··· Provided material

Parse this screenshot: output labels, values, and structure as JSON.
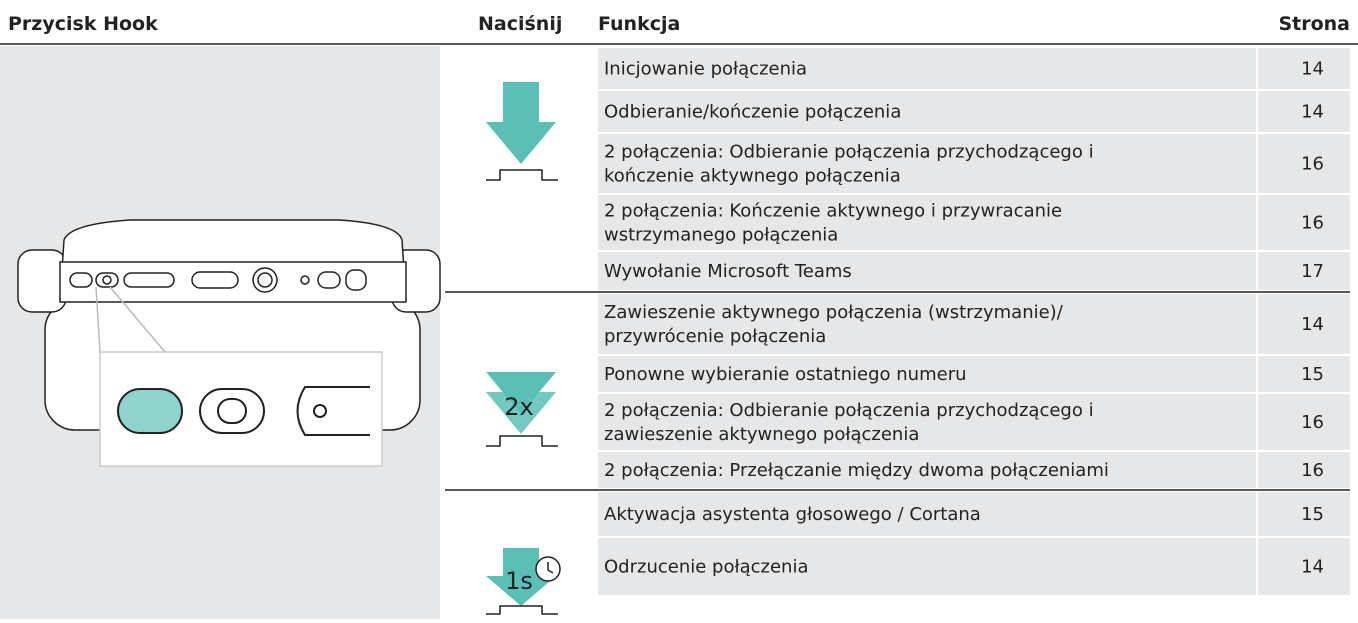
{
  "header": {
    "columns": [
      "Przycisk Hook",
      "Naciśnij",
      "Funkcja",
      "Strona"
    ]
  },
  "groups": [
    {
      "rows": [
        {
          "function": "Inicjowanie połączenia",
          "page": "14"
        },
        {
          "function": "Odbieranie/kończenie połączenia",
          "page": "14"
        },
        {
          "function": "2 połączenia: Odbieranie połączenia przychodzącego i\nkończenie aktywnego połączenia",
          "page": "16"
        },
        {
          "function": "2 połączenia: Kończenie aktywnego i przywracanie\nwstrzymanego połączenia",
          "page": "16"
        },
        {
          "function": "Wywołanie Microsoft Teams",
          "page": "17"
        }
      ]
    },
    {
      "press": "2x",
      "rows": [
        {
          "function": "Zawieszenie aktywnego połączenia (wstrzymanie)/\nprzywrócenie połączenia",
          "page": "14"
        },
        {
          "function": "Ponowne wybieranie ostatniego numeru",
          "page": "15"
        },
        {
          "function": "2 połączenia: Odbieranie połączenia przychodzącego i\nzawieszenie aktywnego połączenia",
          "page": "16"
        },
        {
          "function": "2 połączenia: Przełączanie między dwoma połączeniami",
          "page": "16"
        }
      ]
    },
    {
      "press": "1s",
      "rows": [
        {
          "function": "Aktywacja asystenta głosowego / Cortana",
          "page": "15"
        },
        {
          "function": "Odrzucenie połączenia",
          "page": "14"
        }
      ]
    }
  ]
}
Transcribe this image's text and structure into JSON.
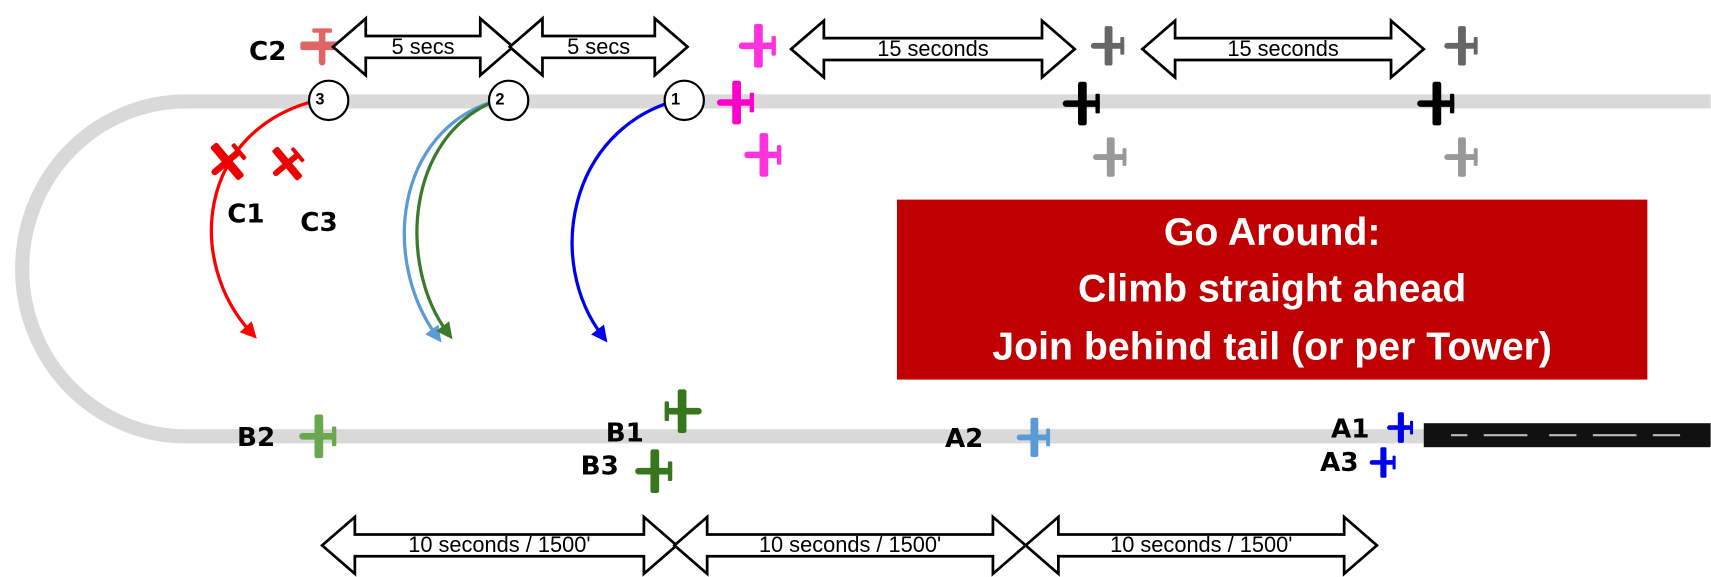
{
  "aircraft_labels": {
    "c2": "C2",
    "c1": "C1",
    "c3": "C3",
    "b2": "B2",
    "b1": "B1",
    "b3": "B3",
    "a2": "A2",
    "a1": "A1",
    "a3": "A3"
  },
  "top_arrows": [
    "5 secs",
    "5 secs",
    "15 seconds",
    "15 seconds"
  ],
  "bottom_arrows": [
    "10 seconds / 1500'",
    "10 seconds / 1500'",
    "10 seconds / 1500'"
  ],
  "waypoints": [
    "3",
    "2",
    "1"
  ],
  "callout": {
    "lines": [
      "Go Around:",
      "Climb straight ahead",
      "Join behind tail (or per Tower)"
    ]
  }
}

······

▸ **Set exercise**:
From the entries above, collect every line with the string "structure" in it.

▸ **Reply to the task**:
Parse this screenshot: output labels, values, and structure as JSON.
Transcribe this image's text and structure into JSON.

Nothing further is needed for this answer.